- [Task description] Reproduce all of the material word for word.

>> begin Provided data

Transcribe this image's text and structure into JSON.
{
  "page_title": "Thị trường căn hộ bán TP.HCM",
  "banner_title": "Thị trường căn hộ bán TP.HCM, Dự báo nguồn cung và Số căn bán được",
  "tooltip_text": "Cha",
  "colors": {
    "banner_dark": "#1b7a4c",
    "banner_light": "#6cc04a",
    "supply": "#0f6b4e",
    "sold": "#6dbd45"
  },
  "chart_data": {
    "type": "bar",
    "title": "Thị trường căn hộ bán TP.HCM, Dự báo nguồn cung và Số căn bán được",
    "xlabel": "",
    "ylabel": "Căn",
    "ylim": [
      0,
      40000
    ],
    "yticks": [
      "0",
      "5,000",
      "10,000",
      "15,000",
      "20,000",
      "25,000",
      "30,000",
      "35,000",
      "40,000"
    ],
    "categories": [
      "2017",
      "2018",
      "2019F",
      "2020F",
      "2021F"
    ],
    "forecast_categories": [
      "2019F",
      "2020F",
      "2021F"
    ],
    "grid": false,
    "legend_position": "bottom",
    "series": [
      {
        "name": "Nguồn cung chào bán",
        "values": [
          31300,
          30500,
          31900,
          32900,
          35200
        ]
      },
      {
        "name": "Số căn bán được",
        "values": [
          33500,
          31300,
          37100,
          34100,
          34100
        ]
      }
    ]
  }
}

>> end Provided data

- [Response to this exercise]
Transcribe this image's text and structure into JSON.
{
  "page_title": "Thị trường căn hộ bán TP.HCM",
  "banner_title": "Thị trường căn hộ bán TP.HCM, Dự báo nguồn cung và Số căn bán được",
  "tooltip_text": "Cha",
  "colors": {
    "banner_dark": "#1b7a4c",
    "banner_light": "#6cc04a",
    "supply": "#0f6b4e",
    "sold": "#6dbd45"
  },
  "chart_data": {
    "type": "bar",
    "title": "Thị trường căn hộ bán TP.HCM, Dự báo nguồn cung và Số căn bán được",
    "xlabel": "",
    "ylabel": "Căn",
    "ylim": [
      0,
      40000
    ],
    "yticks": [
      "0",
      "5,000",
      "10,000",
      "15,000",
      "20,000",
      "25,000",
      "30,000",
      "35,000",
      "40,000"
    ],
    "categories": [
      "2017",
      "2018",
      "2019F",
      "2020F",
      "2021F"
    ],
    "forecast_categories": [
      "2019F",
      "2020F",
      "2021F"
    ],
    "grid": false,
    "legend_position": "bottom",
    "series": [
      {
        "name": "Nguồn cung chào bán",
        "values": [
          31300,
          30500,
          31900,
          32900,
          35200
        ]
      },
      {
        "name": "Số căn bán được",
        "values": [
          33500,
          31300,
          37100,
          34100,
          34100
        ]
      }
    ]
  }
}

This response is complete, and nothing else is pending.